++++ Records supplied ++++

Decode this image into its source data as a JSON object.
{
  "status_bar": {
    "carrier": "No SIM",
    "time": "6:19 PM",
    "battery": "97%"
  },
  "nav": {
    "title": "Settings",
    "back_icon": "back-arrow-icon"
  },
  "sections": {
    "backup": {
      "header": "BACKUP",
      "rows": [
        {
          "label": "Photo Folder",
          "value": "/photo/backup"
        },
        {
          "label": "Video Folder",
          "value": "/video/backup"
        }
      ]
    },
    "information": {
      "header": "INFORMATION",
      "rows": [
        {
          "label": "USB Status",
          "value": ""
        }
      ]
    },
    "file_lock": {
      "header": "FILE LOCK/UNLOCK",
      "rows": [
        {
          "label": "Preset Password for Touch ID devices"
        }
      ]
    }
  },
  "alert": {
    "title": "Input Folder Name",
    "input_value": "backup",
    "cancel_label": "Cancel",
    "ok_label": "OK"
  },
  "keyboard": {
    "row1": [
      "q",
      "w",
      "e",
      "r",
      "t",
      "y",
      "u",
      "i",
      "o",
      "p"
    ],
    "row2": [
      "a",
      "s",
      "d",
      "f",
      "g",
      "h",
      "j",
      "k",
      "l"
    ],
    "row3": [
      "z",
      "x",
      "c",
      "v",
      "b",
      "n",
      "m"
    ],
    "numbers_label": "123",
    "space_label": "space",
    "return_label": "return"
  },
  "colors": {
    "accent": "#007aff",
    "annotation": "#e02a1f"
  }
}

++++

Stated problem: Give all of the entries again, word for word.

Completed exercise:
Decode this image into its source data as a JSON object.
{
  "status_bar": {
    "carrier": "No SIM",
    "time": "6:19 PM",
    "battery": "97%"
  },
  "nav": {
    "title": "Settings",
    "back_icon": "back-arrow-icon"
  },
  "sections": {
    "backup": {
      "header": "BACKUP",
      "rows": [
        {
          "label": "Photo Folder",
          "value": "/photo/backup"
        },
        {
          "label": "Video Folder",
          "value": "/video/backup"
        }
      ]
    },
    "information": {
      "header": "INFORMATION",
      "rows": [
        {
          "label": "USB Status",
          "value": ""
        }
      ]
    },
    "file_lock": {
      "header": "FILE LOCK/UNLOCK",
      "rows": [
        {
          "label": "Preset Password for Touch ID devices"
        }
      ]
    }
  },
  "alert": {
    "title": "Input Folder Name",
    "input_value": "backup",
    "cancel_label": "Cancel",
    "ok_label": "OK"
  },
  "keyboard": {
    "row1": [
      "q",
      "w",
      "e",
      "r",
      "t",
      "y",
      "u",
      "i",
      "o",
      "p"
    ],
    "row2": [
      "a",
      "s",
      "d",
      "f",
      "g",
      "h",
      "j",
      "k",
      "l"
    ],
    "row3": [
      "z",
      "x",
      "c",
      "v",
      "b",
      "n",
      "m"
    ],
    "numbers_label": "123",
    "space_label": "space",
    "return_label": "return"
  },
  "colors": {
    "accent": "#007aff",
    "annotation": "#e02a1f"
  }
}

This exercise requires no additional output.